All material below is to be reproduced exactly.

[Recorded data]

___

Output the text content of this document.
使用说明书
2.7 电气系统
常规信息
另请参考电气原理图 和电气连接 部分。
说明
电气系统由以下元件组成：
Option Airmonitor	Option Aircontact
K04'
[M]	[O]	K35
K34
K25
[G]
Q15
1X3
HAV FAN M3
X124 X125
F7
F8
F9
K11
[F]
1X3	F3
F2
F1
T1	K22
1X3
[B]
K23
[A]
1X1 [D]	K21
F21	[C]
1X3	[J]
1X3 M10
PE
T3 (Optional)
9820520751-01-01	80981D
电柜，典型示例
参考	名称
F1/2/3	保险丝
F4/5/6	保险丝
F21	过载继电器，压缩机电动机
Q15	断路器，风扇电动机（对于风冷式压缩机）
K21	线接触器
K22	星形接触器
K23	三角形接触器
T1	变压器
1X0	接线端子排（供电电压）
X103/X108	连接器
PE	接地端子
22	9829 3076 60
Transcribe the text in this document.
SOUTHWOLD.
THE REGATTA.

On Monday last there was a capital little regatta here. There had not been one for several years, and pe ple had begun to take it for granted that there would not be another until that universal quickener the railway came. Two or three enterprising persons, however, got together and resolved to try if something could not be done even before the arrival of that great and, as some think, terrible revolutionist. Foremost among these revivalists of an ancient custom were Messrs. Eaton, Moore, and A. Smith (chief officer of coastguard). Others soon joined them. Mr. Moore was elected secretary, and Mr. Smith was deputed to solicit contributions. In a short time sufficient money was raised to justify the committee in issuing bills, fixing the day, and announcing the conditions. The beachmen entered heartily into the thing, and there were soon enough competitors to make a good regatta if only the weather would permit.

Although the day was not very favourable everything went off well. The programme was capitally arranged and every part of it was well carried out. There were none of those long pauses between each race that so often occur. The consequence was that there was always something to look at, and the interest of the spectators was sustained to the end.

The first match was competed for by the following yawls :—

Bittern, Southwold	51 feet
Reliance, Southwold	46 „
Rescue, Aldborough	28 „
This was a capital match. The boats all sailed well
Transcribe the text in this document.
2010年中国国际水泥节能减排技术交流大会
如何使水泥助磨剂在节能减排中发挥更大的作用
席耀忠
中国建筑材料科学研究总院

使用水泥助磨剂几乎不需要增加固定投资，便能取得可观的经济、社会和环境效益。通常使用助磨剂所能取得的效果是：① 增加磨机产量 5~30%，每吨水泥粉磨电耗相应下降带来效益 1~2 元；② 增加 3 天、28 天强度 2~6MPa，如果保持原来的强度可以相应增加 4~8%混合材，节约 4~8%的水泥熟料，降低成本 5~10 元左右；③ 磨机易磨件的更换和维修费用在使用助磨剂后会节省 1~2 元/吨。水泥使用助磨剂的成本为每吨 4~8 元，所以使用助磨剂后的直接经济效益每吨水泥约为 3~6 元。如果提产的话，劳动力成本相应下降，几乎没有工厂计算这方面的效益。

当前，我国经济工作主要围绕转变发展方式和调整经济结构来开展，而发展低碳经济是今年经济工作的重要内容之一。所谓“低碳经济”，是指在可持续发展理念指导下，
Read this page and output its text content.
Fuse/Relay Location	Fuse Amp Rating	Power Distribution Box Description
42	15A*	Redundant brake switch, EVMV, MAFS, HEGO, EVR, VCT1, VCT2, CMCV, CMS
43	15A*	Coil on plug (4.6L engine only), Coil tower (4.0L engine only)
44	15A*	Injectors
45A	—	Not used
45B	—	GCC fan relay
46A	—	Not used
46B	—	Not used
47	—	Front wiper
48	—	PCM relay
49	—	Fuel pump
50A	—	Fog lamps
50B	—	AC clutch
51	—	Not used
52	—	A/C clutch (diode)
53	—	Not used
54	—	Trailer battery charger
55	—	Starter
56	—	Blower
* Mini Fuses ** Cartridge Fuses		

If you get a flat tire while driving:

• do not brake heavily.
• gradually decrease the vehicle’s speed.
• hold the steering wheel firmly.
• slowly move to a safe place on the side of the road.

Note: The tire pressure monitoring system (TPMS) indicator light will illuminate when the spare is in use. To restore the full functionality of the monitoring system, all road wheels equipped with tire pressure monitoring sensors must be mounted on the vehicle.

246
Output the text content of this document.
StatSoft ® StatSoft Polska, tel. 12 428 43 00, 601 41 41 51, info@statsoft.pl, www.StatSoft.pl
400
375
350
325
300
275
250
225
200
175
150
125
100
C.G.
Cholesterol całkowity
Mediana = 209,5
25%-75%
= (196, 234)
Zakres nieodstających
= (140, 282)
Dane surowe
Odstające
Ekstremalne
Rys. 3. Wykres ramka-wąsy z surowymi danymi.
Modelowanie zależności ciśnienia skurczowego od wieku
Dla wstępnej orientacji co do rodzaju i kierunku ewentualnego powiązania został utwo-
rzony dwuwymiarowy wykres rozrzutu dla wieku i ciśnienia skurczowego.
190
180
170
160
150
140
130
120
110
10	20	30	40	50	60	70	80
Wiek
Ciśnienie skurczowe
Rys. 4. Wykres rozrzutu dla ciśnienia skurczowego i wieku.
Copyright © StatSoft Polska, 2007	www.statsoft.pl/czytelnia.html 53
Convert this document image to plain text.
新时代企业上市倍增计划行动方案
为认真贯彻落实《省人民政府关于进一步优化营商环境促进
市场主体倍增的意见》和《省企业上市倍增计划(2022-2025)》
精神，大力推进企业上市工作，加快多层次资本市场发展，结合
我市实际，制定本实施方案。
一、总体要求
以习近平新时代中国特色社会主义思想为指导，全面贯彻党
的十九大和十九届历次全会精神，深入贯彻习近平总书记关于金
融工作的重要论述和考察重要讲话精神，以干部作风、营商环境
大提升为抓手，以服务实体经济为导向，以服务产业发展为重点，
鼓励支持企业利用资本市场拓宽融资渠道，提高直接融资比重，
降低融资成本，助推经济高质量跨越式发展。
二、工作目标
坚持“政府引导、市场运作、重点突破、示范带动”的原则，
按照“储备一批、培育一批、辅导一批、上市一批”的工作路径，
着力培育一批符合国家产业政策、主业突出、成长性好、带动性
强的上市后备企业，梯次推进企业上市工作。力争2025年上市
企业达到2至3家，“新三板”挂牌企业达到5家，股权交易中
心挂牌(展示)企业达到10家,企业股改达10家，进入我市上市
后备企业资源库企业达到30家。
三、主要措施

___

Response for this exercise -
Output the text content of this document.
使用说明书
2.7 电气系统
常规信息
另请参考电气原理图 和电气连接 部分。
说明
电气系统由以下元件组成：
Option Airmonitor	Option Aircontact
K04'
[M]	[O]	K35
K34
K25
[G]
Q15
1X3
HAV FAN M3
X124 X125
F7
F8
F9
K11
[F]
1X3	F3
F2
F1
T1	K22
1X3
[B]
K23
[A]
1X1 [D]	K21
F21	[C]
1X3	[J]
1X3 M10
PE
T3 (Optional)
9820520751-01-01	80981D
电柜，典型示例
参考	名称
F1/2/3	保险丝
F4/5/6	保险丝
F21	过载继电器，压缩机电动机
Q15	断路器，风扇电动机（对于风冷式压缩机）
K21	线接触器
K22	星形接触器
K23	三角形接触器
T1	变压器
1X0	接线端子排（供电电压）
X103/X108	连接器
PE	接地端子
22	9829 3076 60
Transcribe the text in this document.
SOUTHWOLD.
THE REGATTA.

On Monday last there was a capital little regatta here. There had not been one for several years, and pe ple had begun to take it for granted that there would not be another until that universal quickener the railway came. Two or three enterprising persons, however, got together and resolved to try if something could not be done even before the arrival of that great and, as some think, terrible revolutionist. Foremost among these revivalists of an ancient custom were Messrs. Eaton, Moore, and A. Smith (chief officer of coastguard). Others soon joined them. Mr. Moore was elected secretary, and Mr. Smith was deputed to solicit contributions. In a short time sufficient money was raised to justify the committee in issuing bills, fixing the day, and announcing the conditions. The beachmen entered heartily into the thing, and there were soon enough competitors to make a good regatta if only the weather would permit.

Although the day was not very favourable everything went off well. The programme was capitally arranged and every part of it was well carried out. There were none of those long pauses between each race that so often occur. The consequence was that there was always something to look at, and the interest of the spectators was sustained to the end.

The first match was competed for by the following yawls :—

Bittern, Southwold	51 feet
Reliance, Southwold	46 „
Rescue, Aldborough	28 „
This was a capital match. The boats all sailed well
Transcribe the text in this document.
2010年中国国际水泥节能减排技术交流大会
如何使水泥助磨剂在节能减排中发挥更大的作用
席耀忠
中国建筑材料科学研究总院

使用水泥助磨剂几乎不需要增加固定投资，便能取得可观的经济、社会和环境效益。通常使用助磨剂所能取得的效果是：① 增加磨机产量 5~30%，每吨水泥粉磨电耗相应下降带来效益 1~2 元；② 增加 3 天、28 天强度 2~6MPa，如果保持原来的强度可以相应增加 4~8%混合材，节约 4~8%的水泥熟料，降低成本 5~10 元左右；③ 磨机易磨件的更换和维修费用在使用助磨剂后会节省 1~2 元/吨。水泥使用助磨剂的成本为每吨 4~8 元，所以使用助磨剂后的直接经济效益每吨水泥约为 3~6 元。如果提产的话，劳动力成本相应下降，几乎没有工厂计算这方面的效益。

当前，我国经济工作主要围绕转变发展方式和调整经济结构来开展，而发展低碳经济是今年经济工作的重要内容之一。所谓“低碳经济”，是指在可持续发展理念指导下，
Read this page and output its text content.
Fuse/Relay Location	Fuse Amp Rating	Power Distribution Box Description
42	15A*	Redundant brake switch, EVMV, MAFS, HEGO, EVR, VCT1, VCT2, CMCV, CMS
43	15A*	Coil on plug (4.6L engine only), Coil tower (4.0L engine only)
44	15A*	Injectors
45A	—	Not used
45B	—	GCC fan relay
46A	—	Not used
46B	—	Not used
47	—	Front wiper
48	—	PCM relay
49	—	Fuel pump
50A	—	Fog lamps
50B	—	AC clutch
51	—	Not used
52	—	A/C clutch (diode)
53	—	Not used
54	—	Trailer battery charger
55	—	Starter
56	—	Blower
* Mini Fuses ** Cartridge Fuses		

If you get a flat tire while driving:

• do not brake heavily.
• gradually decrease the vehicle’s speed.
• hold the steering wheel firmly.
• slowly move to a safe place on the side of the road.

Note: The tire pressure monitoring system (TPMS) indicator light will illuminate when the spare is in use. To restore the full functionality of the monitoring system, all road wheels equipped with tire pressure monitoring sensors must be mounted on the vehicle.

246
Output the text content of this document.
StatSoft ® StatSoft Polska, tel. 12 428 43 00, 601 41 41 51, info@statsoft.pl, www.StatSoft.pl
400
375
350
325
300
275
250
225
200
175
150
125
100
C.G.
Cholesterol całkowity
Mediana = 209,5
25%-75%
= (196, 234)
Zakres nieodstających
= (140, 282)
Dane surowe
Odstające
Ekstremalne
Rys. 3. Wykres ramka-wąsy z surowymi danymi.
Modelowanie zależności ciśnienia skurczowego od wieku
Dla wstępnej orientacji co do rodzaju i kierunku ewentualnego powiązania został utwo-
rzony dwuwymiarowy wykres rozrzutu dla wieku i ciśnienia skurczowego.
190
180
170
160
150
140
130
120
110
10	20	30	40	50	60	70	80
Wiek
Ciśnienie skurczowe
Rys. 4. Wykres rozrzutu dla ciśnienia skurczowego i wieku.
Copyright © StatSoft Polska, 2007	www.statsoft.pl/czytelnia.html 53
Convert this document image to plain text.
新时代企业上市倍增计划行动方案
为认真贯彻落实《省人民政府关于进一步优化营商环境促进
市场主体倍增的意见》和《省企业上市倍增计划(2022-2025)》
精神，大力推进企业上市工作，加快多层次资本市场发展，结合
我市实际，制定本实施方案。
一、总体要求
以习近平新时代中国特色社会主义思想为指导，全面贯彻党
的十九大和十九届历次全会精神，深入贯彻习近平总书记关于金
融工作的重要论述和考察重要讲话精神，以干部作风、营商环境
大提升为抓手，以服务实体经济为导向，以服务产业发展为重点，
鼓励支持企业利用资本市场拓宽融资渠道，提高直接融资比重，
降低融资成本，助推经济高质量跨越式发展。
二、工作目标
坚持“政府引导、市场运作、重点突破、示范带动”的原则，
按照“储备一批、培育一批、辅导一批、上市一批”的工作路径，
着力培育一批符合国家产业政策、主业突出、成长性好、带动性
强的上市后备企业，梯次推进企业上市工作。力争2025年上市
企业达到2至3家，“新三板”挂牌企业达到5家，股权交易中
心挂牌(展示)企业达到10家,企业股改达10家，进入我市上市
后备企业资源库企业达到30家。
三、主要措施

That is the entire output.